• EXERCISE TASK
Below are some records. Say in a single number how many of their lines include the word "根据材料并结合所学知识".
>> start SUPPLIED ENTRIES
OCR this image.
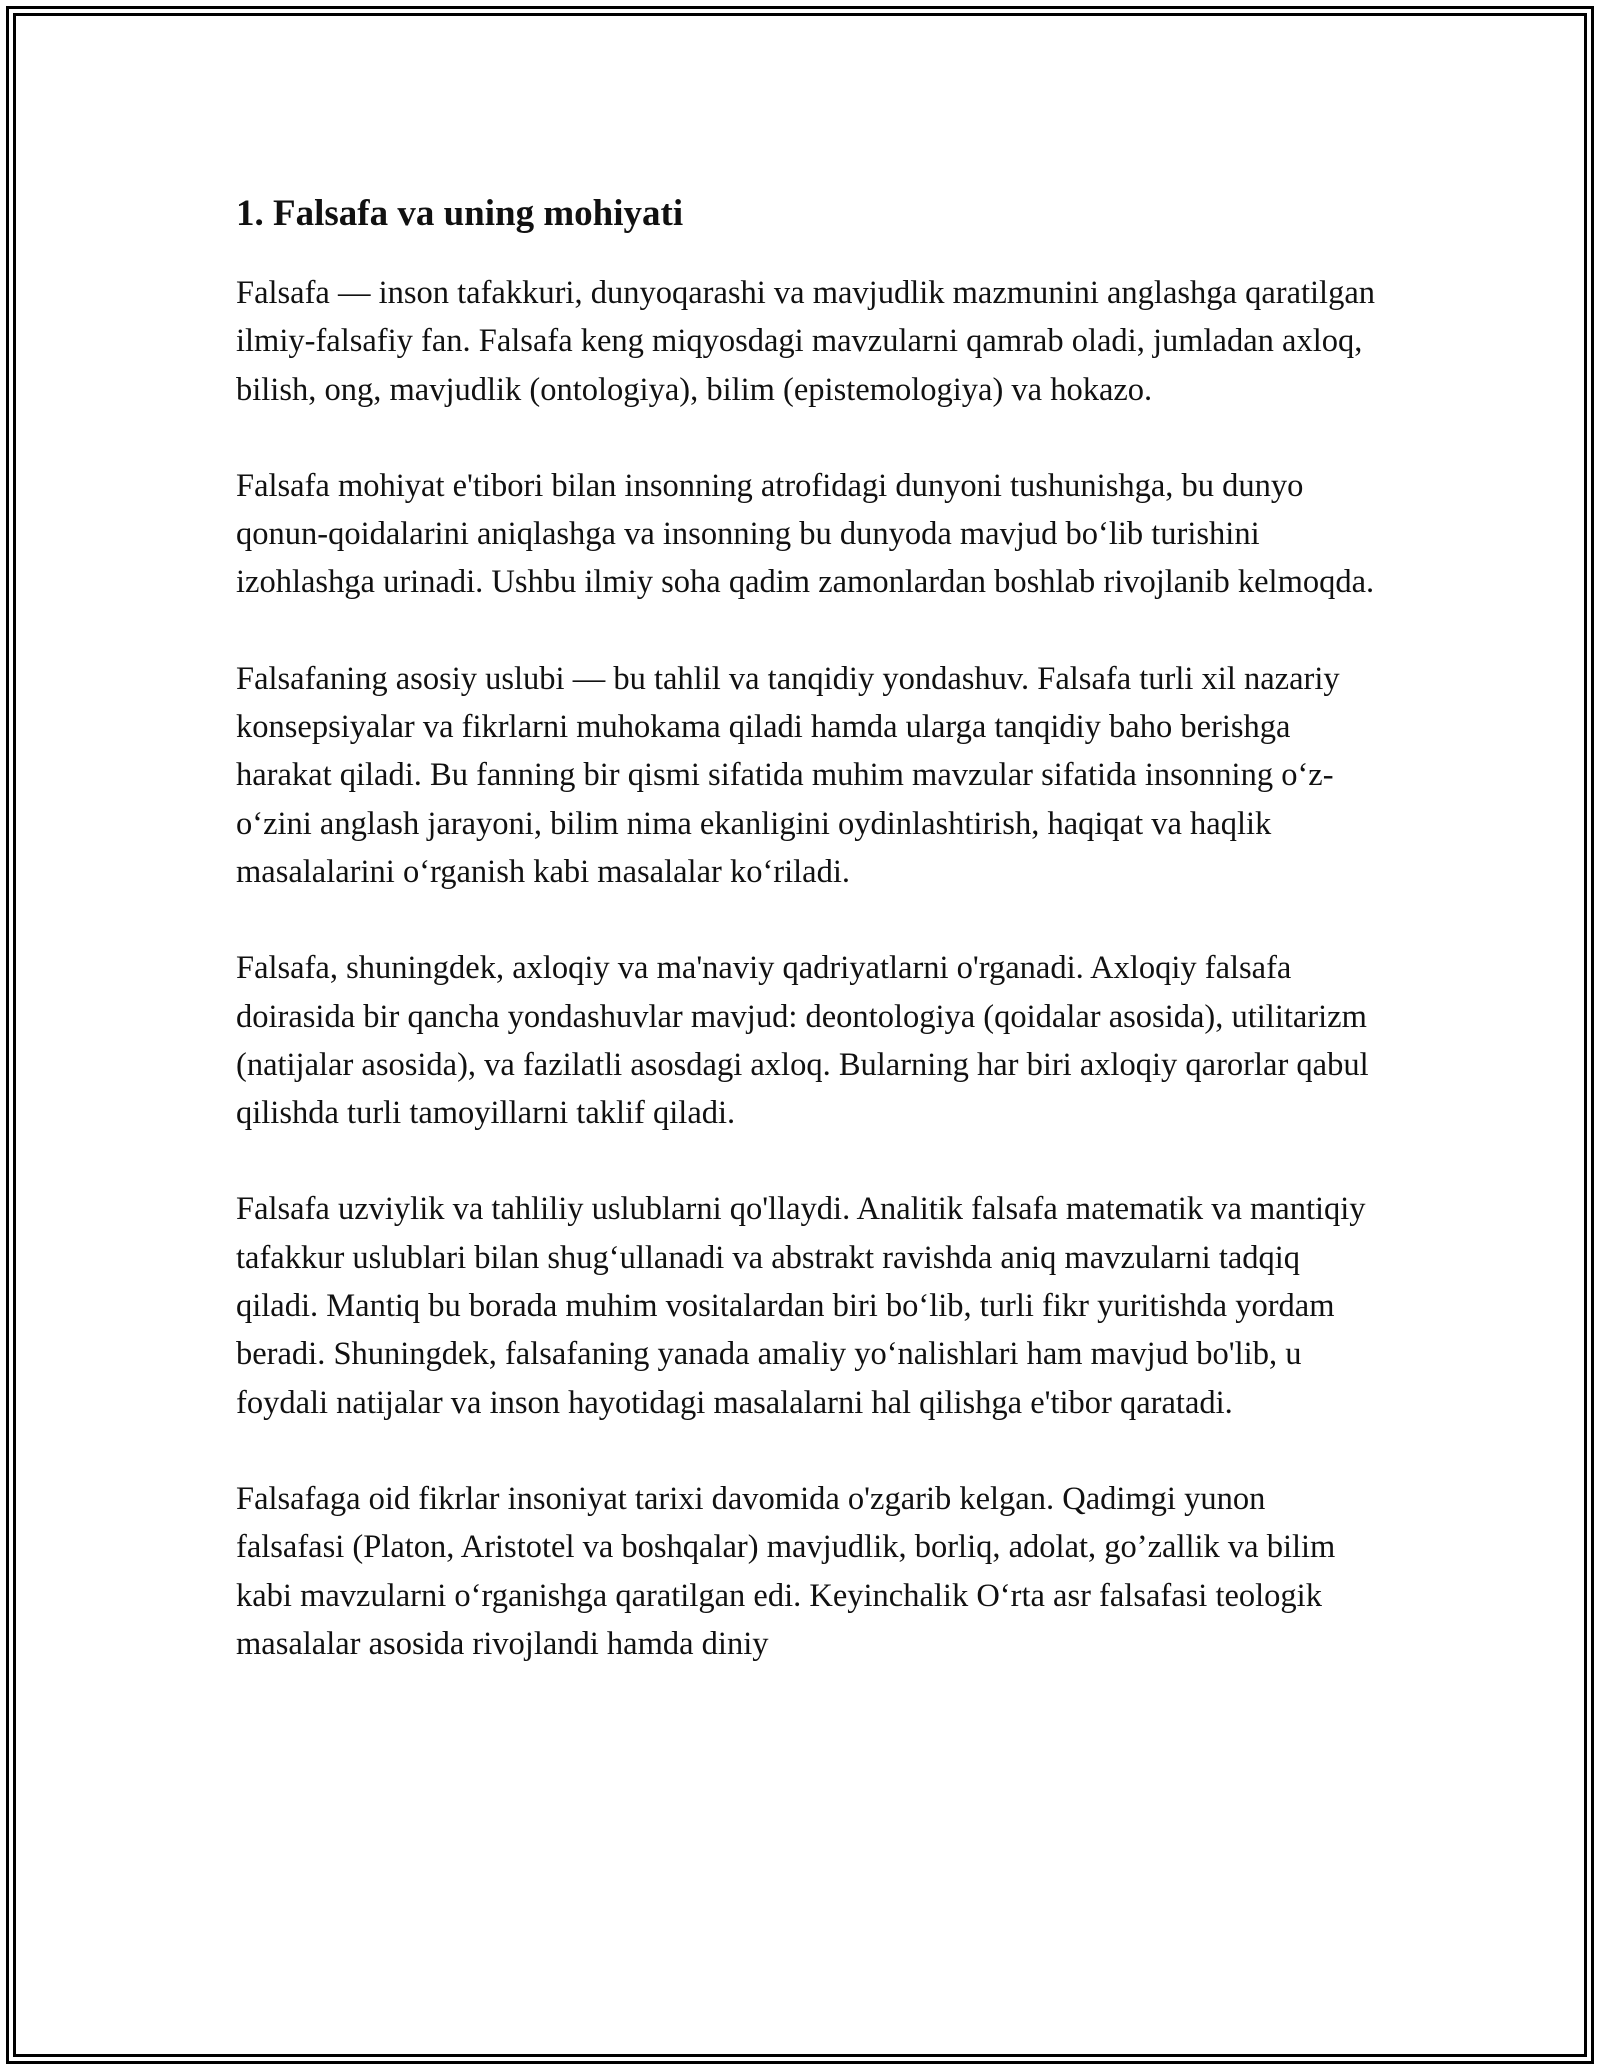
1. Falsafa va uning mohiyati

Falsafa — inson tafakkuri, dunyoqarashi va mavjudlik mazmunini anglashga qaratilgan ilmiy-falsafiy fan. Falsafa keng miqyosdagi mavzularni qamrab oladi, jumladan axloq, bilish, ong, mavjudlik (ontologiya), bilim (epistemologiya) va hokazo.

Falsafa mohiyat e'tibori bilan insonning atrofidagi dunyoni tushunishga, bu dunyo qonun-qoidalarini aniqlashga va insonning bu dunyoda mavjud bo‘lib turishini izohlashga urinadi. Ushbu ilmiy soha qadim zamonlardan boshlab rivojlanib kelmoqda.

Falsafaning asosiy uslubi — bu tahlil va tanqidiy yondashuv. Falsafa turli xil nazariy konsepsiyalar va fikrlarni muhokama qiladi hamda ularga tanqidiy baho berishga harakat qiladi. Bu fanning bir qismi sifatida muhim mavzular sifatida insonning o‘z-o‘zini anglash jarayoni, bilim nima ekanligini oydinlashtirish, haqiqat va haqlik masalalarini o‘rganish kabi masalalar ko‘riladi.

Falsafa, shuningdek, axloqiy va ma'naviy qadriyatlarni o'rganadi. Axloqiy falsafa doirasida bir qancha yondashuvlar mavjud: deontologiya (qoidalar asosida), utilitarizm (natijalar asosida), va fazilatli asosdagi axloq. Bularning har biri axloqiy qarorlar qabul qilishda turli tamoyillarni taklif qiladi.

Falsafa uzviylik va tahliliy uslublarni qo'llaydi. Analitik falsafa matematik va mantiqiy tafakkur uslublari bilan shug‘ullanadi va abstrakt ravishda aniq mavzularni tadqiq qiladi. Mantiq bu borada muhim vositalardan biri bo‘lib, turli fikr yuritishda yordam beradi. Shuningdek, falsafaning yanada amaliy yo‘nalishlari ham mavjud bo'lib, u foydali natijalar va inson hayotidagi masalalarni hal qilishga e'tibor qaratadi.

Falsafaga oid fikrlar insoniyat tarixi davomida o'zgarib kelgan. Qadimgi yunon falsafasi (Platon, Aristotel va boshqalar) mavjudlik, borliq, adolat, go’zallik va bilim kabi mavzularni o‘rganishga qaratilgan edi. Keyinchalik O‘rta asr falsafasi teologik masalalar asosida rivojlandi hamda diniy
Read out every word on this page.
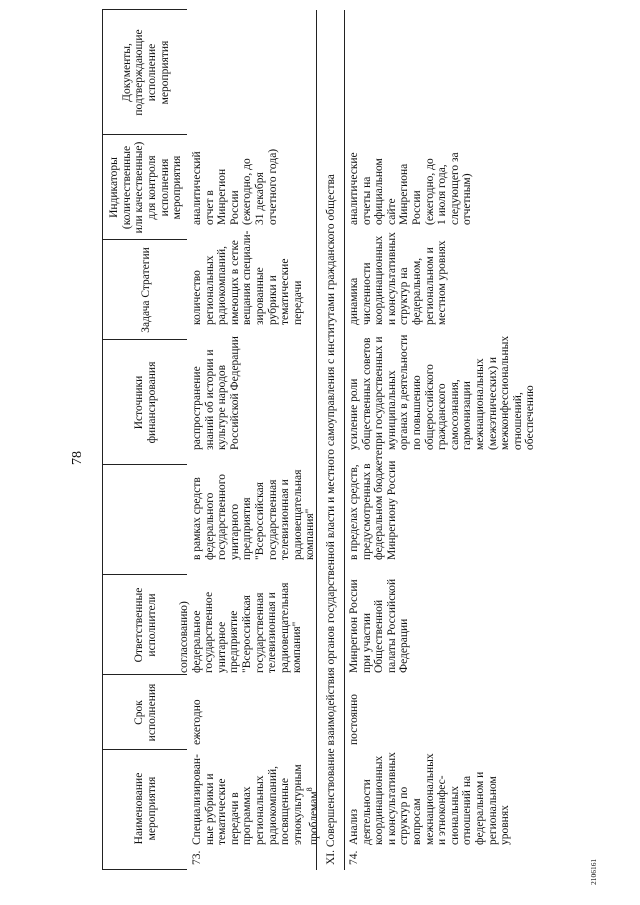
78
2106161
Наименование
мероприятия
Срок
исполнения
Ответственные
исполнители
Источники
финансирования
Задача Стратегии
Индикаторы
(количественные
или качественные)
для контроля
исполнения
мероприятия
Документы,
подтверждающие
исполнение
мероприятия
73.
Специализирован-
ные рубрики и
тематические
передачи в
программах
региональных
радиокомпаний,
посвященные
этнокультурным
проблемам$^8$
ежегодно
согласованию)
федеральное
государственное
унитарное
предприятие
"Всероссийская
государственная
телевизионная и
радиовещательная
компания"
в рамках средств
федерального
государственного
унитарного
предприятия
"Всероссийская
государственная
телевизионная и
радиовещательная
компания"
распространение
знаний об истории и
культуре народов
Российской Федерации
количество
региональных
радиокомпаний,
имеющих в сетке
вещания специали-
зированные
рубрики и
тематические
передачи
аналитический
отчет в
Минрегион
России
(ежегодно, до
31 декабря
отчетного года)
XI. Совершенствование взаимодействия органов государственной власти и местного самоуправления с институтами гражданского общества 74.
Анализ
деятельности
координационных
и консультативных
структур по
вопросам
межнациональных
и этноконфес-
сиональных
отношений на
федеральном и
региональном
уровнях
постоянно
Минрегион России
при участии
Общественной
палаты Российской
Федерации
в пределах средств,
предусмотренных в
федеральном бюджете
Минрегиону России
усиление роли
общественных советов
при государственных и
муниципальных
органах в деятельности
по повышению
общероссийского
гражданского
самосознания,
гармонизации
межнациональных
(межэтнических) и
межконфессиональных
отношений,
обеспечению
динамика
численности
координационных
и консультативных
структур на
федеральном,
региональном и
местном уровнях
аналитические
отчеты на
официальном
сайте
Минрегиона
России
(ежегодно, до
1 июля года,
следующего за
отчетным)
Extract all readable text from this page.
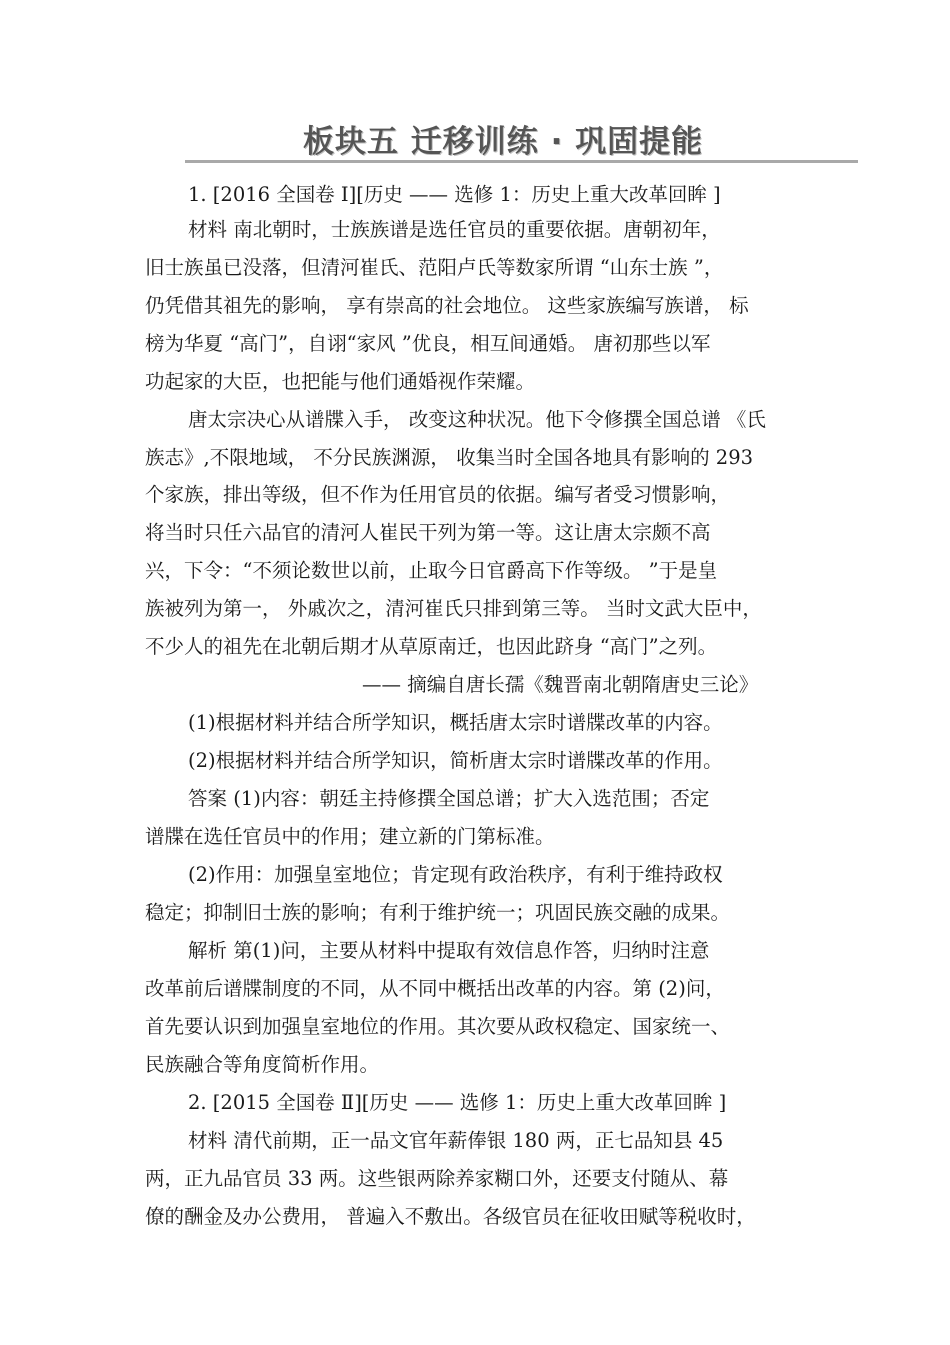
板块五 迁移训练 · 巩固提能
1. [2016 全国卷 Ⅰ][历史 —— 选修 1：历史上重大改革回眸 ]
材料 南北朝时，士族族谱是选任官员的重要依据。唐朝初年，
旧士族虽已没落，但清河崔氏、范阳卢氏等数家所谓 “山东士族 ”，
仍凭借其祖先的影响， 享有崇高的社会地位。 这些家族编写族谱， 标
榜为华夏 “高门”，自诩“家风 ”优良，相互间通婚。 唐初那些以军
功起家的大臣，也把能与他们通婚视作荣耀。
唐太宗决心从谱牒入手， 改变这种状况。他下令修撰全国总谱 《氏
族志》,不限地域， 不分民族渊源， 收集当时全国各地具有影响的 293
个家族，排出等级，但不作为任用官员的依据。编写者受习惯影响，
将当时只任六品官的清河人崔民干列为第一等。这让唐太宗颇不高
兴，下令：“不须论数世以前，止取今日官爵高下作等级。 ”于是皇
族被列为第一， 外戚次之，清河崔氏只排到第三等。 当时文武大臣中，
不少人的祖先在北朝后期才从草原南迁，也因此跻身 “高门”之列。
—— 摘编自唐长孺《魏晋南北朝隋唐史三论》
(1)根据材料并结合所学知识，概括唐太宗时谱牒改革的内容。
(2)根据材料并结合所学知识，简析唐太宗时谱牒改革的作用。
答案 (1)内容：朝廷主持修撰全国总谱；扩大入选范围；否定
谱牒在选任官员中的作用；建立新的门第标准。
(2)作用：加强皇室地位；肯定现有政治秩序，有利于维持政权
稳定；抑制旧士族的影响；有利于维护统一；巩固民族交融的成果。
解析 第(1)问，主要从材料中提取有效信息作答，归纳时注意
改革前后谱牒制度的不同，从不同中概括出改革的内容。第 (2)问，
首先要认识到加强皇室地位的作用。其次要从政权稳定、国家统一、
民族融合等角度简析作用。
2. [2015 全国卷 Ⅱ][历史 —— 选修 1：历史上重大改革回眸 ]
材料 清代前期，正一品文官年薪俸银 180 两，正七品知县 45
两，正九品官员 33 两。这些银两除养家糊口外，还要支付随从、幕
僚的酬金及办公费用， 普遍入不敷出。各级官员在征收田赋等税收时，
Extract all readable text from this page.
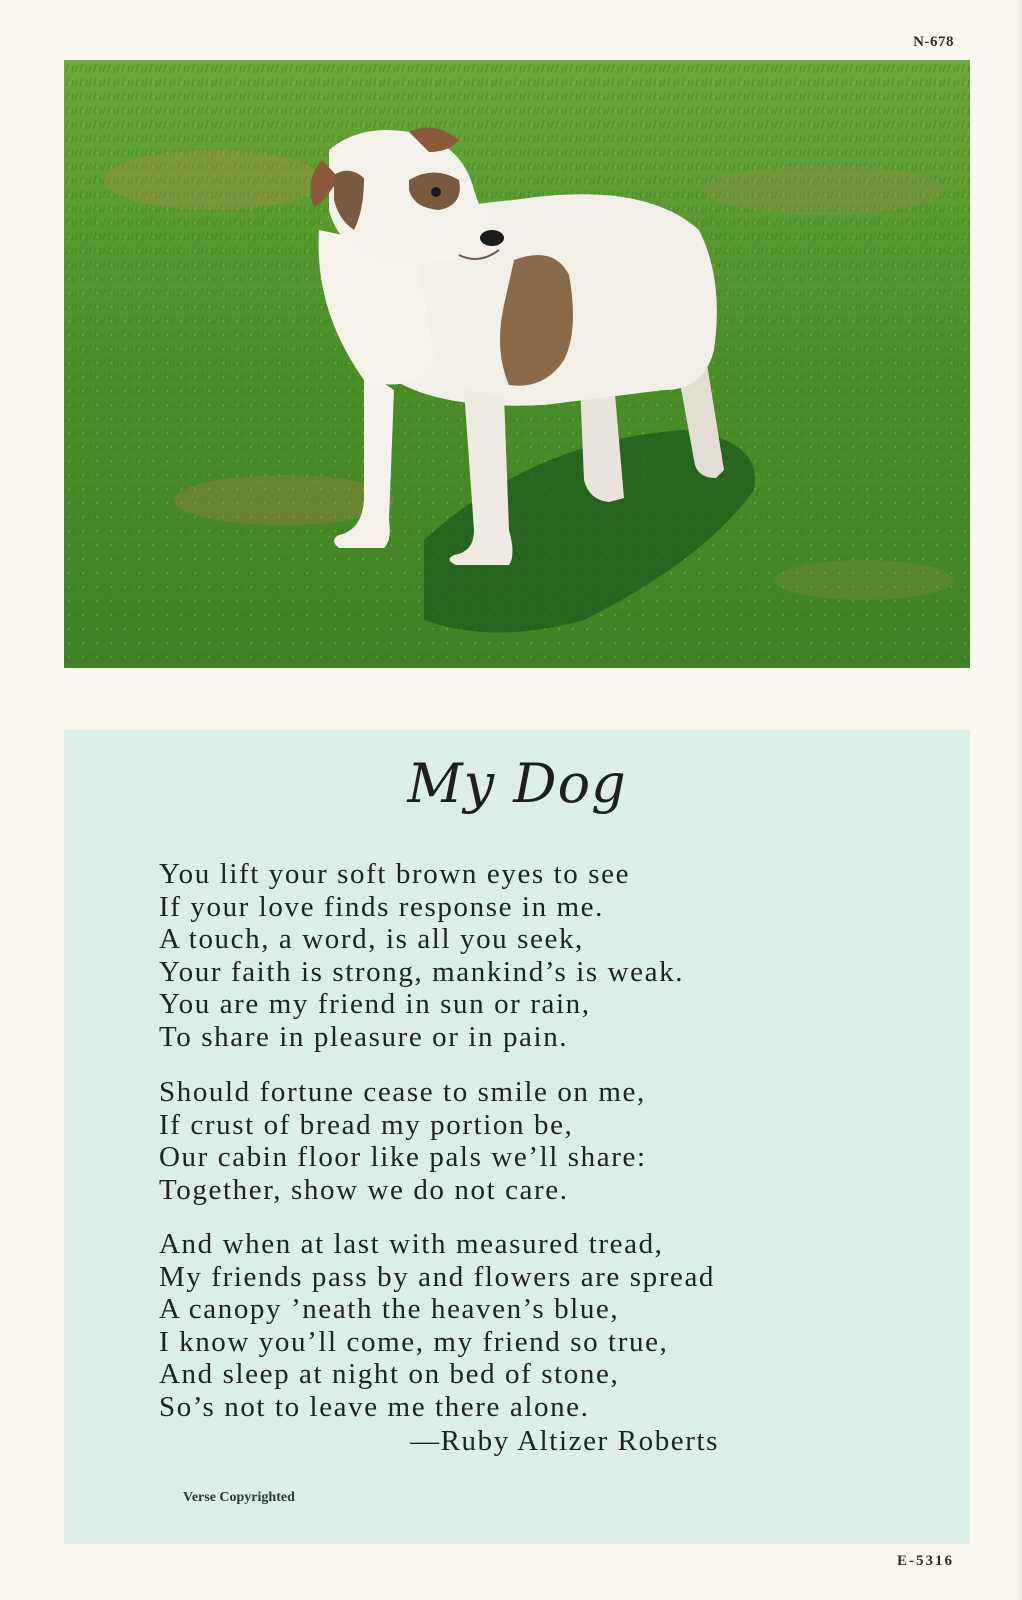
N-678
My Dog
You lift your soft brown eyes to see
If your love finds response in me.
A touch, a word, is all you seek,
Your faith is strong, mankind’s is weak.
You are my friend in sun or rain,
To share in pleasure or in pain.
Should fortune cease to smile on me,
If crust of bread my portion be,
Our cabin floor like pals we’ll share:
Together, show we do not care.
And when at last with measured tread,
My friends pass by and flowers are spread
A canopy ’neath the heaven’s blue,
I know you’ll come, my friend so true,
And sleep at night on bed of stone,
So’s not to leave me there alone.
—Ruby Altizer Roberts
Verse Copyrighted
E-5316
>> end SUPPLIED ENTRIES
• RESULT BELOW
2